Problem requirements:
Find each line with "name" and copy it.

Dataset rows:
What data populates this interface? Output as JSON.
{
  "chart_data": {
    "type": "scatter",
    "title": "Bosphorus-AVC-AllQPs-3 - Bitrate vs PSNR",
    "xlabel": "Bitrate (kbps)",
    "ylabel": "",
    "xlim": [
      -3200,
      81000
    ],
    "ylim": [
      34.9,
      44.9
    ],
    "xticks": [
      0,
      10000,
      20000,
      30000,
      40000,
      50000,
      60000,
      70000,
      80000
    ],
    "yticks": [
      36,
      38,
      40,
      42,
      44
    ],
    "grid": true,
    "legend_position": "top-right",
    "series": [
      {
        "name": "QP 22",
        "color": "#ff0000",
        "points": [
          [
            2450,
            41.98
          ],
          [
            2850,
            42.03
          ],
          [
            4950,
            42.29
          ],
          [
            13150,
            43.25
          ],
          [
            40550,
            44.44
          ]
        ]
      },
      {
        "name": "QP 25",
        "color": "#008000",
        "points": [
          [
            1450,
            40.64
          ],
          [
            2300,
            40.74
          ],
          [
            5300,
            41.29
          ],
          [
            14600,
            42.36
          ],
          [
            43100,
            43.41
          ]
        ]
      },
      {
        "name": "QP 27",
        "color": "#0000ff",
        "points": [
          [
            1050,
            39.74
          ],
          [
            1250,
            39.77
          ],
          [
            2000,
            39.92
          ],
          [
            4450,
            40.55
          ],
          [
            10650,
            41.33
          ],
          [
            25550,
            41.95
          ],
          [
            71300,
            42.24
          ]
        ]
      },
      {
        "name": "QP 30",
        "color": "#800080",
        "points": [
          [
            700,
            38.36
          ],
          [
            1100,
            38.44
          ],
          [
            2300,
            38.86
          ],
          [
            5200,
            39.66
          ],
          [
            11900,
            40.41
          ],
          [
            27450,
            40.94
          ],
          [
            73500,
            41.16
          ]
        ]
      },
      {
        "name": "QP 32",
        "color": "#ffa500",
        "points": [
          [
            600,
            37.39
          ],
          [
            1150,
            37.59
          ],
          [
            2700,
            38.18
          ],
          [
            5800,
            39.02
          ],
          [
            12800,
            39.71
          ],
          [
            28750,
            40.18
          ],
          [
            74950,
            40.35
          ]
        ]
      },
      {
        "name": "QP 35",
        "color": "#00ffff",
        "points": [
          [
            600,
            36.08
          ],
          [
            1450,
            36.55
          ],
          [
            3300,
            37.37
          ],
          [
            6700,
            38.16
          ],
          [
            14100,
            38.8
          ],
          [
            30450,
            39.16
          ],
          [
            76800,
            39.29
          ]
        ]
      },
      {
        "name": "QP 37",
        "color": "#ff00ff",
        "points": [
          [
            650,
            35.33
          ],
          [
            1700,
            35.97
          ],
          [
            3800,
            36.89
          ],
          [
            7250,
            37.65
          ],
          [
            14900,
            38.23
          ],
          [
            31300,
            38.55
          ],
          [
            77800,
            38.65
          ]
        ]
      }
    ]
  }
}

Exercise solution:
        "name": "QP 22",
        "name": "QP 25",
        "name": "QP 27",
        "name": "QP 30",
        "name": "QP 32",
        "name": "QP 35",
        "name": "QP 37",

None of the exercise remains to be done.